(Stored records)
>> Start
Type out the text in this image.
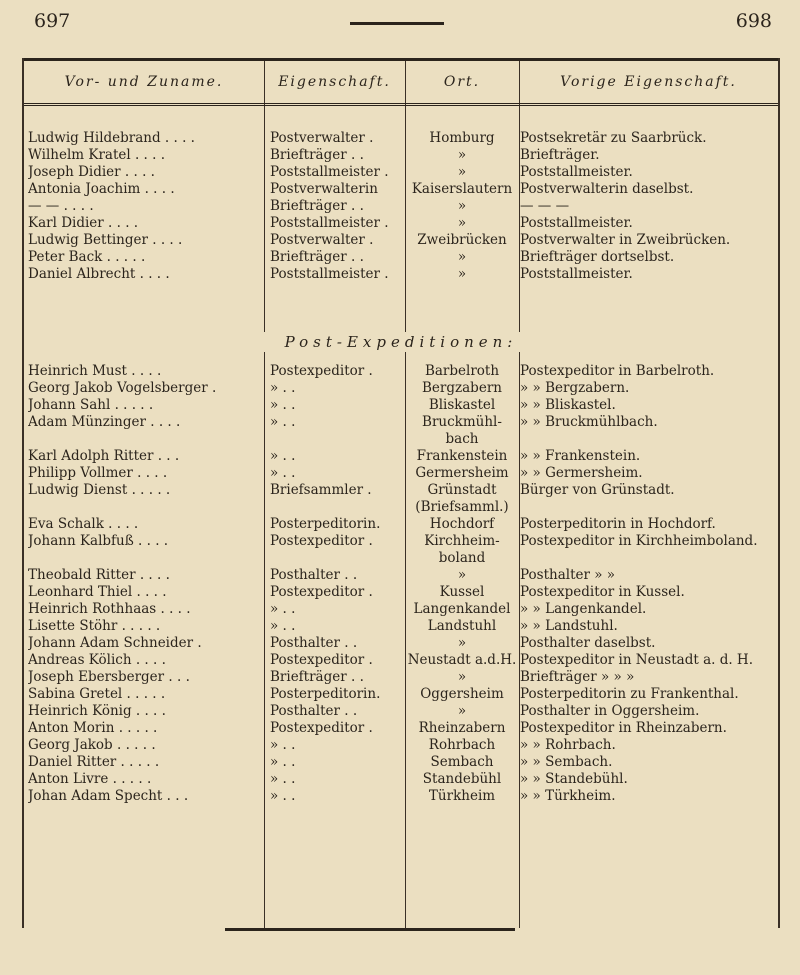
697	698
Vor- und Zuname.	Eigenschaft.	Ort.	Vorige Eigenschaft.
Post-Expeditionen:
Ludwig Hildebrand . . . .	Postverwalter .	Homburg	Postsekretär zu Saarbrück.
Wilhelm Kratel . . . .	Briefträger . .	»	Briefträger.
Joseph Didier . . . .	Poststallmeister .	»	Poststallmeister.
Antonia Joachim . . . .	Postverwalterin	Kaiserslautern Postverwalterin daselbst.
— — . . . .	Briefträger . .	»	— — —
Karl Didier . . . .	Poststallmeister .	»	Poststallmeister.
Ludwig Bettinger . . . .	Postverwalter .	Zweibrücken Postverwalter in Zweibrücken.
Peter Back . . . . .	Briefträger . .	»	Briefträger dortselbst.
Daniel Albrecht . . . .	Poststallmeister .	»	Poststallmeister.
Heinrich Must . . . .	Postexpeditor .	Barbelroth	Postexpeditor in Barbelroth.
Georg Jakob Vogelsberger .	» . .	Bergzabern	» » Bergzabern.
Johann Sahl . . . . .	» . .	Bliskastel	» » Bliskastel.
Adam Münzinger . . . .	» . .	Bruckmühl-	» » Bruckmühlbach.
bach
Karl Adolph Ritter . . .	» . .	Frankenstein » » Frankenstein.
Philipp Vollmer . . . .	» . .	Germersheim » » Germersheim.
Ludwig Dienst . . . . .	Briefsammler .	Grünstadt	Bürger von Grünstadt.
(Briefsamml.)
Eva Schalk . . . .	Posterpeditorin.	Hochdorf	Posterpeditorin in Hochdorf.
Johann Kalbfuß . . . .	Postexpeditor .	Kirchheim-	Postexpeditor in Kirchheimboland.
boland
Theobald Ritter . . . .	Posthalter . .	»	Posthalter » »
Leonhard Thiel . . . .	Postexpeditor .	Kussel	Postexpeditor in Kussel.
Heinrich Rothhaas . . . .	» . .	Langenkandel » » Langenkandel.
Lisette Stöhr . . . . .	» . .	Landstuhl	» » Landstuhl.
Johann Adam Schneider .	Posthalter . .	»	Posthalter daselbst.
Andreas Kölich . . . .	Postexpeditor .	Neustadt a.d.H. Postexpeditor in Neustadt a. d. H.
Joseph Ebersberger . . .	Briefträger . .	»	Briefträger » » »
Sabina Gretel . . . . .	Posterpeditorin.	Oggersheim	Posterpeditorin zu Frankenthal.
Heinrich König . . . .	Posthalter . .	»	Posthalter in Oggersheim.
Anton Morin . . . . .	Postexpeditor .	Rheinzabern	Postexpeditor in Rheinzabern.
Georg Jakob . . . . .	» . .	Rohrbach	» » Rohrbach.
Daniel Ritter . . . . .	» . .	Sembach	» » Sembach.
Anton Livre . . . . .	» . .	Standebühl	» » Standebühl.
Johan Adam Specht . . .	» . .	Türkheim	» » Türkheim.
>> End
### Written request:
Without the pictures, return the entries exactly as they appear.

### Result:
Type out the text in this image.
697	698
Vor- und Zuname.	Eigenschaft.	Ort.	Vorige Eigenschaft.
Post-Expeditionen:
Ludwig Hildebrand . . . .	Postverwalter .	Homburg	Postsekretär zu Saarbrück.
Wilhelm Kratel . . . .	Briefträger . .	»	Briefträger.
Joseph Didier . . . .	Poststallmeister .	»	Poststallmeister.
Antonia Joachim . . . .	Postverwalterin	Kaiserslautern Postverwalterin daselbst.
— — . . . .	Briefträger . .	»	— — —
Karl Didier . . . .	Poststallmeister .	»	Poststallmeister.
Ludwig Bettinger . . . .	Postverwalter .	Zweibrücken Postverwalter in Zweibrücken.
Peter Back . . . . .	Briefträger . .	»	Briefträger dortselbst.
Daniel Albrecht . . . .	Poststallmeister .	»	Poststallmeister.
Heinrich Must . . . .	Postexpeditor .	Barbelroth	Postexpeditor in Barbelroth.
Georg Jakob Vogelsberger .	» . .	Bergzabern	» » Bergzabern.
Johann Sahl . . . . .	» . .	Bliskastel	» » Bliskastel.
Adam Münzinger . . . .	» . .	Bruckmühl-	» » Bruckmühlbach.
bach
Karl Adolph Ritter . . .	» . .	Frankenstein » » Frankenstein.
Philipp Vollmer . . . .	» . .	Germersheim » » Germersheim.
Ludwig Dienst . . . . .	Briefsammler .	Grünstadt	Bürger von Grünstadt.
(Briefsamml.)
Eva Schalk . . . .	Posterpeditorin.	Hochdorf	Posterpeditorin in Hochdorf.
Johann Kalbfuß . . . .	Postexpeditor .	Kirchheim-	Postexpeditor in Kirchheimboland.
boland
Theobald Ritter . . . .	Posthalter . .	»	Posthalter » »
Leonhard Thiel . . . .	Postexpeditor .	Kussel	Postexpeditor in Kussel.
Heinrich Rothhaas . . . .	» . .	Langenkandel » » Langenkandel.
Lisette Stöhr . . . . .	» . .	Landstuhl	» » Landstuhl.
Johann Adam Schneider .	Posthalter . .	»	Posthalter daselbst.
Andreas Kölich . . . .	Postexpeditor .	Neustadt a.d.H. Postexpeditor in Neustadt a. d. H.
Joseph Ebersberger . . .	Briefträger . .	»	Briefträger » » »
Sabina Gretel . . . . .	Posterpeditorin.	Oggersheim	Posterpeditorin zu Frankenthal.
Heinrich König . . . .	Posthalter . .	»	Posthalter in Oggersheim.
Anton Morin . . . . .	Postexpeditor .	Rheinzabern	Postexpeditor in Rheinzabern.
Georg Jakob . . . . .	» . .	Rohrbach	» » Rohrbach.
Daniel Ritter . . . . .	» . .	Sembach	» » Sembach.
Anton Livre . . . . .	» . .	Standebühl	» » Standebühl.
Johan Adam Specht . . .	» . .	Türkheim	» » Türkheim.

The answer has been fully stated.